Stored rows -
================================

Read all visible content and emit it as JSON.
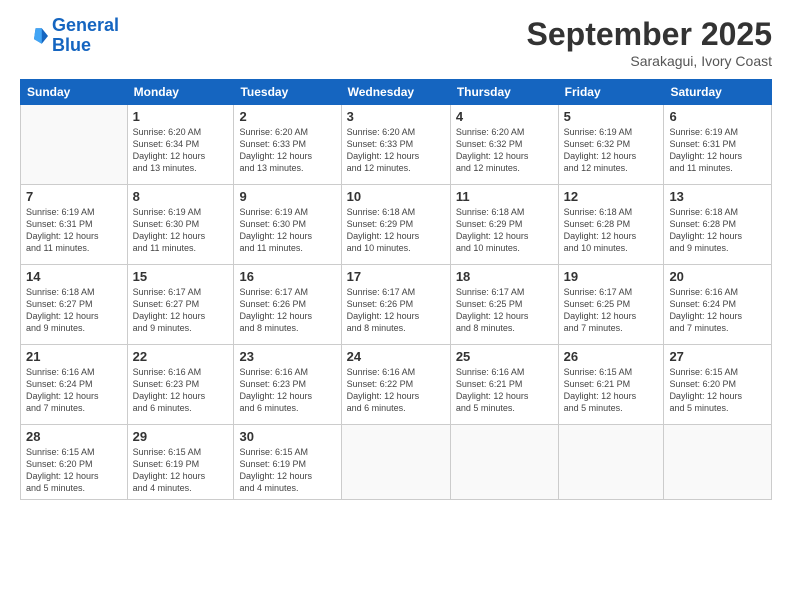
{
  "logo": {
    "line1": "General",
    "line2": "Blue"
  },
  "header": {
    "month": "September 2025",
    "location": "Sarakagui, Ivory Coast"
  },
  "days_of_week": [
    "Sunday",
    "Monday",
    "Tuesday",
    "Wednesday",
    "Thursday",
    "Friday",
    "Saturday"
  ],
  "weeks": [
    [
      {
        "day": "",
        "info": ""
      },
      {
        "day": "1",
        "info": "Sunrise: 6:20 AM\nSunset: 6:34 PM\nDaylight: 12 hours\nand 13 minutes."
      },
      {
        "day": "2",
        "info": "Sunrise: 6:20 AM\nSunset: 6:33 PM\nDaylight: 12 hours\nand 13 minutes."
      },
      {
        "day": "3",
        "info": "Sunrise: 6:20 AM\nSunset: 6:33 PM\nDaylight: 12 hours\nand 12 minutes."
      },
      {
        "day": "4",
        "info": "Sunrise: 6:20 AM\nSunset: 6:32 PM\nDaylight: 12 hours\nand 12 minutes."
      },
      {
        "day": "5",
        "info": "Sunrise: 6:19 AM\nSunset: 6:32 PM\nDaylight: 12 hours\nand 12 minutes."
      },
      {
        "day": "6",
        "info": "Sunrise: 6:19 AM\nSunset: 6:31 PM\nDaylight: 12 hours\nand 11 minutes."
      }
    ],
    [
      {
        "day": "7",
        "info": "Sunrise: 6:19 AM\nSunset: 6:31 PM\nDaylight: 12 hours\nand 11 minutes."
      },
      {
        "day": "8",
        "info": "Sunrise: 6:19 AM\nSunset: 6:30 PM\nDaylight: 12 hours\nand 11 minutes."
      },
      {
        "day": "9",
        "info": "Sunrise: 6:19 AM\nSunset: 6:30 PM\nDaylight: 12 hours\nand 11 minutes."
      },
      {
        "day": "10",
        "info": "Sunrise: 6:18 AM\nSunset: 6:29 PM\nDaylight: 12 hours\nand 10 minutes."
      },
      {
        "day": "11",
        "info": "Sunrise: 6:18 AM\nSunset: 6:29 PM\nDaylight: 12 hours\nand 10 minutes."
      },
      {
        "day": "12",
        "info": "Sunrise: 6:18 AM\nSunset: 6:28 PM\nDaylight: 12 hours\nand 10 minutes."
      },
      {
        "day": "13",
        "info": "Sunrise: 6:18 AM\nSunset: 6:28 PM\nDaylight: 12 hours\nand 9 minutes."
      }
    ],
    [
      {
        "day": "14",
        "info": "Sunrise: 6:18 AM\nSunset: 6:27 PM\nDaylight: 12 hours\nand 9 minutes."
      },
      {
        "day": "15",
        "info": "Sunrise: 6:17 AM\nSunset: 6:27 PM\nDaylight: 12 hours\nand 9 minutes."
      },
      {
        "day": "16",
        "info": "Sunrise: 6:17 AM\nSunset: 6:26 PM\nDaylight: 12 hours\nand 8 minutes."
      },
      {
        "day": "17",
        "info": "Sunrise: 6:17 AM\nSunset: 6:26 PM\nDaylight: 12 hours\nand 8 minutes."
      },
      {
        "day": "18",
        "info": "Sunrise: 6:17 AM\nSunset: 6:25 PM\nDaylight: 12 hours\nand 8 minutes."
      },
      {
        "day": "19",
        "info": "Sunrise: 6:17 AM\nSunset: 6:25 PM\nDaylight: 12 hours\nand 7 minutes."
      },
      {
        "day": "20",
        "info": "Sunrise: 6:16 AM\nSunset: 6:24 PM\nDaylight: 12 hours\nand 7 minutes."
      }
    ],
    [
      {
        "day": "21",
        "info": "Sunrise: 6:16 AM\nSunset: 6:24 PM\nDaylight: 12 hours\nand 7 minutes."
      },
      {
        "day": "22",
        "info": "Sunrise: 6:16 AM\nSunset: 6:23 PM\nDaylight: 12 hours\nand 6 minutes."
      },
      {
        "day": "23",
        "info": "Sunrise: 6:16 AM\nSunset: 6:23 PM\nDaylight: 12 hours\nand 6 minutes."
      },
      {
        "day": "24",
        "info": "Sunrise: 6:16 AM\nSunset: 6:22 PM\nDaylight: 12 hours\nand 6 minutes."
      },
      {
        "day": "25",
        "info": "Sunrise: 6:16 AM\nSunset: 6:21 PM\nDaylight: 12 hours\nand 5 minutes."
      },
      {
        "day": "26",
        "info": "Sunrise: 6:15 AM\nSunset: 6:21 PM\nDaylight: 12 hours\nand 5 minutes."
      },
      {
        "day": "27",
        "info": "Sunrise: 6:15 AM\nSunset: 6:20 PM\nDaylight: 12 hours\nand 5 minutes."
      }
    ],
    [
      {
        "day": "28",
        "info": "Sunrise: 6:15 AM\nSunset: 6:20 PM\nDaylight: 12 hours\nand 5 minutes."
      },
      {
        "day": "29",
        "info": "Sunrise: 6:15 AM\nSunset: 6:19 PM\nDaylight: 12 hours\nand 4 minutes."
      },
      {
        "day": "30",
        "info": "Sunrise: 6:15 AM\nSunset: 6:19 PM\nDaylight: 12 hours\nand 4 minutes."
      },
      {
        "day": "",
        "info": ""
      },
      {
        "day": "",
        "info": ""
      },
      {
        "day": "",
        "info": ""
      },
      {
        "day": "",
        "info": ""
      }
    ]
  ]
}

================================

Request - Quote every record above exactly, leaving out any pictures.

Exercise answer -
Read all visible content and emit it as JSON.
{
  "logo": {
    "line1": "General",
    "line2": "Blue"
  },
  "header": {
    "month": "September 2025",
    "location": "Sarakagui, Ivory Coast"
  },
  "days_of_week": [
    "Sunday",
    "Monday",
    "Tuesday",
    "Wednesday",
    "Thursday",
    "Friday",
    "Saturday"
  ],
  "weeks": [
    [
      {
        "day": "",
        "info": ""
      },
      {
        "day": "1",
        "info": "Sunrise: 6:20 AM\nSunset: 6:34 PM\nDaylight: 12 hours\nand 13 minutes."
      },
      {
        "day": "2",
        "info": "Sunrise: 6:20 AM\nSunset: 6:33 PM\nDaylight: 12 hours\nand 13 minutes."
      },
      {
        "day": "3",
        "info": "Sunrise: 6:20 AM\nSunset: 6:33 PM\nDaylight: 12 hours\nand 12 minutes."
      },
      {
        "day": "4",
        "info": "Sunrise: 6:20 AM\nSunset: 6:32 PM\nDaylight: 12 hours\nand 12 minutes."
      },
      {
        "day": "5",
        "info": "Sunrise: 6:19 AM\nSunset: 6:32 PM\nDaylight: 12 hours\nand 12 minutes."
      },
      {
        "day": "6",
        "info": "Sunrise: 6:19 AM\nSunset: 6:31 PM\nDaylight: 12 hours\nand 11 minutes."
      }
    ],
    [
      {
        "day": "7",
        "info": "Sunrise: 6:19 AM\nSunset: 6:31 PM\nDaylight: 12 hours\nand 11 minutes."
      },
      {
        "day": "8",
        "info": "Sunrise: 6:19 AM\nSunset: 6:30 PM\nDaylight: 12 hours\nand 11 minutes."
      },
      {
        "day": "9",
        "info": "Sunrise: 6:19 AM\nSunset: 6:30 PM\nDaylight: 12 hours\nand 11 minutes."
      },
      {
        "day": "10",
        "info": "Sunrise: 6:18 AM\nSunset: 6:29 PM\nDaylight: 12 hours\nand 10 minutes."
      },
      {
        "day": "11",
        "info": "Sunrise: 6:18 AM\nSunset: 6:29 PM\nDaylight: 12 hours\nand 10 minutes."
      },
      {
        "day": "12",
        "info": "Sunrise: 6:18 AM\nSunset: 6:28 PM\nDaylight: 12 hours\nand 10 minutes."
      },
      {
        "day": "13",
        "info": "Sunrise: 6:18 AM\nSunset: 6:28 PM\nDaylight: 12 hours\nand 9 minutes."
      }
    ],
    [
      {
        "day": "14",
        "info": "Sunrise: 6:18 AM\nSunset: 6:27 PM\nDaylight: 12 hours\nand 9 minutes."
      },
      {
        "day": "15",
        "info": "Sunrise: 6:17 AM\nSunset: 6:27 PM\nDaylight: 12 hours\nand 9 minutes."
      },
      {
        "day": "16",
        "info": "Sunrise: 6:17 AM\nSunset: 6:26 PM\nDaylight: 12 hours\nand 8 minutes."
      },
      {
        "day": "17",
        "info": "Sunrise: 6:17 AM\nSunset: 6:26 PM\nDaylight: 12 hours\nand 8 minutes."
      },
      {
        "day": "18",
        "info": "Sunrise: 6:17 AM\nSunset: 6:25 PM\nDaylight: 12 hours\nand 8 minutes."
      },
      {
        "day": "19",
        "info": "Sunrise: 6:17 AM\nSunset: 6:25 PM\nDaylight: 12 hours\nand 7 minutes."
      },
      {
        "day": "20",
        "info": "Sunrise: 6:16 AM\nSunset: 6:24 PM\nDaylight: 12 hours\nand 7 minutes."
      }
    ],
    [
      {
        "day": "21",
        "info": "Sunrise: 6:16 AM\nSunset: 6:24 PM\nDaylight: 12 hours\nand 7 minutes."
      },
      {
        "day": "22",
        "info": "Sunrise: 6:16 AM\nSunset: 6:23 PM\nDaylight: 12 hours\nand 6 minutes."
      },
      {
        "day": "23",
        "info": "Sunrise: 6:16 AM\nSunset: 6:23 PM\nDaylight: 12 hours\nand 6 minutes."
      },
      {
        "day": "24",
        "info": "Sunrise: 6:16 AM\nSunset: 6:22 PM\nDaylight: 12 hours\nand 6 minutes."
      },
      {
        "day": "25",
        "info": "Sunrise: 6:16 AM\nSunset: 6:21 PM\nDaylight: 12 hours\nand 5 minutes."
      },
      {
        "day": "26",
        "info": "Sunrise: 6:15 AM\nSunset: 6:21 PM\nDaylight: 12 hours\nand 5 minutes."
      },
      {
        "day": "27",
        "info": "Sunrise: 6:15 AM\nSunset: 6:20 PM\nDaylight: 12 hours\nand 5 minutes."
      }
    ],
    [
      {
        "day": "28",
        "info": "Sunrise: 6:15 AM\nSunset: 6:20 PM\nDaylight: 12 hours\nand 5 minutes."
      },
      {
        "day": "29",
        "info": "Sunrise: 6:15 AM\nSunset: 6:19 PM\nDaylight: 12 hours\nand 4 minutes."
      },
      {
        "day": "30",
        "info": "Sunrise: 6:15 AM\nSunset: 6:19 PM\nDaylight: 12 hours\nand 4 minutes."
      },
      {
        "day": "",
        "info": ""
      },
      {
        "day": "",
        "info": ""
      },
      {
        "day": "",
        "info": ""
      },
      {
        "day": "",
        "info": ""
      }
    ]
  ]
}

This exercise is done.